* [Task directions] Print the entries below word for word; the pictures stay out of your copy.
BEGIN Data section
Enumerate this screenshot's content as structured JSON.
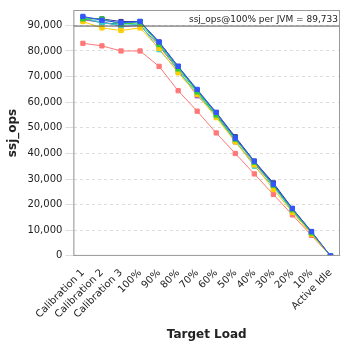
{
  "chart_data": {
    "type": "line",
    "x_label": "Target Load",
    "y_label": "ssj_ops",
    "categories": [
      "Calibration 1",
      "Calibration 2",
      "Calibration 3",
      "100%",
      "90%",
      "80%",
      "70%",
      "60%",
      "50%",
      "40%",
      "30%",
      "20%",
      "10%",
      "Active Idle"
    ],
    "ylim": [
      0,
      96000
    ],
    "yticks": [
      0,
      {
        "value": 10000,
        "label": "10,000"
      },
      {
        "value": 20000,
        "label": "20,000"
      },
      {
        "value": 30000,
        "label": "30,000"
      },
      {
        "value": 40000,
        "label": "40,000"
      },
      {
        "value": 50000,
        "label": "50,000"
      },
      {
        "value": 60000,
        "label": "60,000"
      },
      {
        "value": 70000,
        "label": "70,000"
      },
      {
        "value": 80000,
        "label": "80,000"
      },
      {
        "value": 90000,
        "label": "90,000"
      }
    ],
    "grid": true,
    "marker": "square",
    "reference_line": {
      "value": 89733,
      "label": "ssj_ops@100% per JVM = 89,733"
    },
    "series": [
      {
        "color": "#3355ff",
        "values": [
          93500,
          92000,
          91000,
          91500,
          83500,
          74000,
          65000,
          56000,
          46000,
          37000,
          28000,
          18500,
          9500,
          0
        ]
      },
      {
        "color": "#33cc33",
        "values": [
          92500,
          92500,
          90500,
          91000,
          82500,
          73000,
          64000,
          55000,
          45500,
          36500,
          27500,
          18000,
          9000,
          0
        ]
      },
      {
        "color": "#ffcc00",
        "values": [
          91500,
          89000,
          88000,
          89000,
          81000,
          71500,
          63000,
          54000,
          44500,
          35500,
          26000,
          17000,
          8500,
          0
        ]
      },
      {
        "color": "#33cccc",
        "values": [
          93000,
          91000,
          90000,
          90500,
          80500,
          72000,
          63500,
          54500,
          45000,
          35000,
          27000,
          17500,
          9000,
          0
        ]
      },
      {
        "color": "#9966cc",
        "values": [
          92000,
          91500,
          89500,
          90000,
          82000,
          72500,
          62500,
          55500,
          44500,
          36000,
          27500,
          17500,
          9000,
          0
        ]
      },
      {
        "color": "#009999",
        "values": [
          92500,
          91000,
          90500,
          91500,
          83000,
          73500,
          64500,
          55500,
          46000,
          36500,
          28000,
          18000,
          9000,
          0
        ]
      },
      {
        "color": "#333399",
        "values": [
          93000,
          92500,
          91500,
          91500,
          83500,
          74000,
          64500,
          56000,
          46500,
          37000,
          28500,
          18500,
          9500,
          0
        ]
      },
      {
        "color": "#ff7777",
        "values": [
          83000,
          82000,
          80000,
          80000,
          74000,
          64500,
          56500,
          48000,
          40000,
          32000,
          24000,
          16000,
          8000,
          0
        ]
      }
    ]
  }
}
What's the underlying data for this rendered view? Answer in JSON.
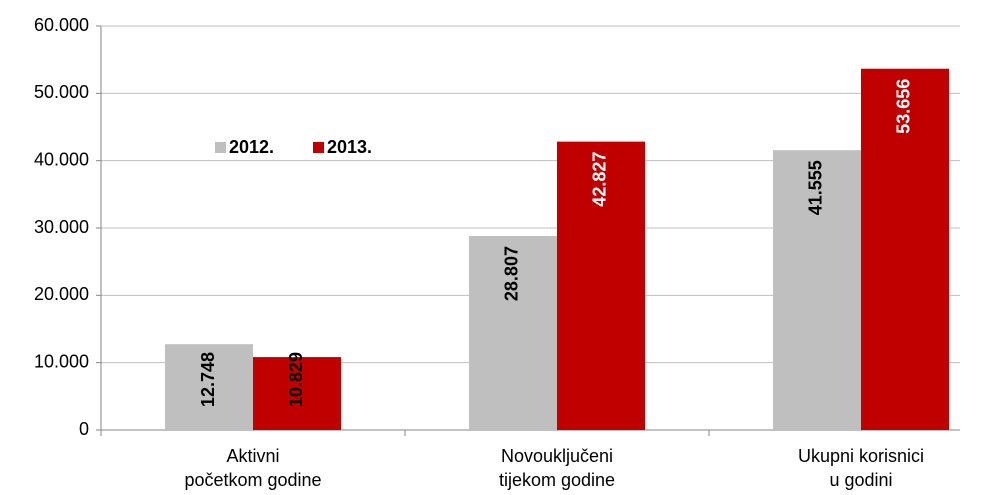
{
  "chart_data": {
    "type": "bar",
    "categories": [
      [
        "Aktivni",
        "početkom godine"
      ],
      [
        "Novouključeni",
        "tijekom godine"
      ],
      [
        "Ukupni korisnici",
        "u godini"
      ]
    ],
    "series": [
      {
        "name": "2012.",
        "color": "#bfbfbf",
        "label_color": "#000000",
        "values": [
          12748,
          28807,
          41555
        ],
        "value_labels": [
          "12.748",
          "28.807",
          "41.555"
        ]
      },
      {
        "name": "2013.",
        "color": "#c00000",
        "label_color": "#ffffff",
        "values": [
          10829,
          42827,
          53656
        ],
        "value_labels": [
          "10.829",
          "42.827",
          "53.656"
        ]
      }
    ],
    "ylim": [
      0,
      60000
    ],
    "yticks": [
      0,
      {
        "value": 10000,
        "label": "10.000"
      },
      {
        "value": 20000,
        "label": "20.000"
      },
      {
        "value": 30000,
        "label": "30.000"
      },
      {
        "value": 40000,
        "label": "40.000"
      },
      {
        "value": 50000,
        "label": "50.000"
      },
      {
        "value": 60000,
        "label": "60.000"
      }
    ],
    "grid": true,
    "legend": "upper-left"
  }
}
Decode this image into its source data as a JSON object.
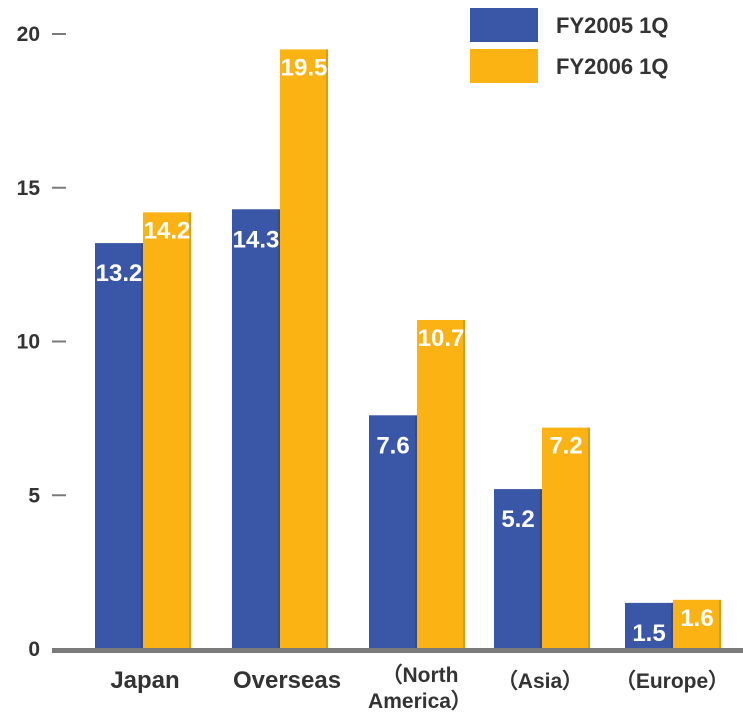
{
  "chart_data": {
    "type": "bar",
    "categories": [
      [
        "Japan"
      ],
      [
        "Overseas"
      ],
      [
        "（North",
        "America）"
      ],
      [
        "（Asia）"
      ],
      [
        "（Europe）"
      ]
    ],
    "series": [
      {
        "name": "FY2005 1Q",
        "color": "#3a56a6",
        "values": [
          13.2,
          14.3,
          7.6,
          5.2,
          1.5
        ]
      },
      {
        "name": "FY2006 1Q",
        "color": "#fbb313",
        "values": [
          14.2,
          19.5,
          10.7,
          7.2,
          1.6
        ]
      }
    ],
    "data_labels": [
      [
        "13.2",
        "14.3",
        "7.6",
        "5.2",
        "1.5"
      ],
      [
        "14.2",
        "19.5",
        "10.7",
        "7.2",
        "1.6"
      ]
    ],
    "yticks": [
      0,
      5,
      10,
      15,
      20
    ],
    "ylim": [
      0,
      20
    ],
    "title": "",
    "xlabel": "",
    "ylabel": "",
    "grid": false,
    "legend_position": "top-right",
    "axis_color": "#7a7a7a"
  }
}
END Data section
* [Answer to the task]
Enumerate this screenshot's content as structured JSON.
{
  "chart_data": {
    "type": "line",
    "x_label": "Target Load",
    "y_label": "ssj_ops",
    "categories": [
      "Calibration 1",
      "Calibration 2",
      "Calibration 3",
      "100%",
      "90%",
      "80%",
      "70%",
      "60%",
      "50%",
      "40%",
      "30%",
      "20%",
      "10%",
      "Active Idle"
    ],
    "ylim": [
      0,
      96000
    ],
    "yticks": [
      0,
      {
        "value": 10000,
        "label": "10,000"
      },
      {
        "value": 20000,
        "label": "20,000"
      },
      {
        "value": 30000,
        "label": "30,000"
      },
      {
        "value": 40000,
        "label": "40,000"
      },
      {
        "value": 50000,
        "label": "50,000"
      },
      {
        "value": 60000,
        "label": "60,000"
      },
      {
        "value": 70000,
        "label": "70,000"
      },
      {
        "value": 80000,
        "label": "80,000"
      },
      {
        "value": 90000,
        "label": "90,000"
      }
    ],
    "grid": true,
    "marker": "square",
    "reference_line": {
      "value": 89733,
      "label": "ssj_ops@100% per JVM = 89,733"
    },
    "series": [
      {
        "color": "#3355ff",
        "values": [
          93500,
          92000,
          91000,
          91500,
          83500,
          74000,
          65000,
          56000,
          46000,
          37000,
          28000,
          18500,
          9500,
          0
        ]
      },
      {
        "color": "#33cc33",
        "values": [
          92500,
          92500,
          90500,
          91000,
          82500,
          73000,
          64000,
          55000,
          45500,
          36500,
          27500,
          18000,
          9000,
          0
        ]
      },
      {
        "color": "#ffcc00",
        "values": [
          91500,
          89000,
          88000,
          89000,
          81000,
          71500,
          63000,
          54000,
          44500,
          35500,
          26000,
          17000,
          8500,
          0
        ]
      },
      {
        "color": "#33cccc",
        "values": [
          93000,
          91000,
          90000,
          90500,
          80500,
          72000,
          63500,
          54500,
          45000,
          35000,
          27000,
          17500,
          9000,
          0
        ]
      },
      {
        "color": "#9966cc",
        "values": [
          92000,
          91500,
          89500,
          90000,
          82000,
          72500,
          62500,
          55500,
          44500,
          36000,
          27500,
          17500,
          9000,
          0
        ]
      },
      {
        "color": "#009999",
        "values": [
          92500,
          91000,
          90500,
          91500,
          83000,
          73500,
          64500,
          55500,
          46000,
          36500,
          28000,
          18000,
          9000,
          0
        ]
      },
      {
        "color": "#333399",
        "values": [
          93000,
          92500,
          91500,
          91500,
          83500,
          74000,
          64500,
          56000,
          46500,
          37000,
          28500,
          18500,
          9500,
          0
        ]
      },
      {
        "color": "#ff7777",
        "values": [
          83000,
          82000,
          80000,
          80000,
          74000,
          64500,
          56500,
          48000,
          40000,
          32000,
          24000,
          16000,
          8000,
          0
        ]
      }
    ]
  }
}
What's the underlying data for this rendered view? Answer in JSON.
{
  "chart_data": {
    "type": "bar",
    "categories": [
      [
        "Aktivni",
        "početkom godine"
      ],
      [
        "Novouključeni",
        "tijekom godine"
      ],
      [
        "Ukupni korisnici",
        "u godini"
      ]
    ],
    "series": [
      {
        "name": "2012.",
        "color": "#bfbfbf",
        "label_color": "#000000",
        "values": [
          12748,
          28807,
          41555
        ],
        "value_labels": [
          "12.748",
          "28.807",
          "41.555"
        ]
      },
      {
        "name": "2013.",
        "color": "#c00000",
        "label_color": "#ffffff",
        "values": [
          10829,
          42827,
          53656
        ],
        "value_labels": [
          "10.829",
          "42.827",
          "53.656"
        ]
      }
    ],
    "ylim": [
      0,
      60000
    ],
    "yticks": [
      0,
      {
        "value": 10000,
        "label": "10.000"
      },
      {
        "value": 20000,
        "label": "20.000"
      },
      {
        "value": 30000,
        "label": "30.000"
      },
      {
        "value": 40000,
        "label": "40.000"
      },
      {
        "value": 50000,
        "label": "50.000"
      },
      {
        "value": 60000,
        "label": "60.000"
      }
    ],
    "grid": true,
    "legend": "upper-left"
  }
}
Decode this image into its source data as a JSON object.
{
  "chart_data": {
    "type": "bar",
    "categories": [
      [
        "Japan"
      ],
      [
        "Overseas"
      ],
      [
        "（North",
        "America）"
      ],
      [
        "（Asia）"
      ],
      [
        "（Europe）"
      ]
    ],
    "series": [
      {
        "name": "FY2005 1Q",
        "color": "#3a56a6",
        "values": [
          13.2,
          14.3,
          7.6,
          5.2,
          1.5
        ]
      },
      {
        "name": "FY2006 1Q",
        "color": "#fbb313",
        "values": [
          14.2,
          19.5,
          10.7,
          7.2,
          1.6
        ]
      }
    ],
    "data_labels": [
      [
        "13.2",
        "14.3",
        "7.6",
        "5.2",
        "1.5"
      ],
      [
        "14.2",
        "19.5",
        "10.7",
        "7.2",
        "1.6"
      ]
    ],
    "yticks": [
      0,
      5,
      10,
      15,
      20
    ],
    "ylim": [
      0,
      20
    ],
    "title": "",
    "xlabel": "",
    "ylabel": "",
    "grid": false,
    "legend_position": "top-right",
    "axis_color": "#7a7a7a"
  }
}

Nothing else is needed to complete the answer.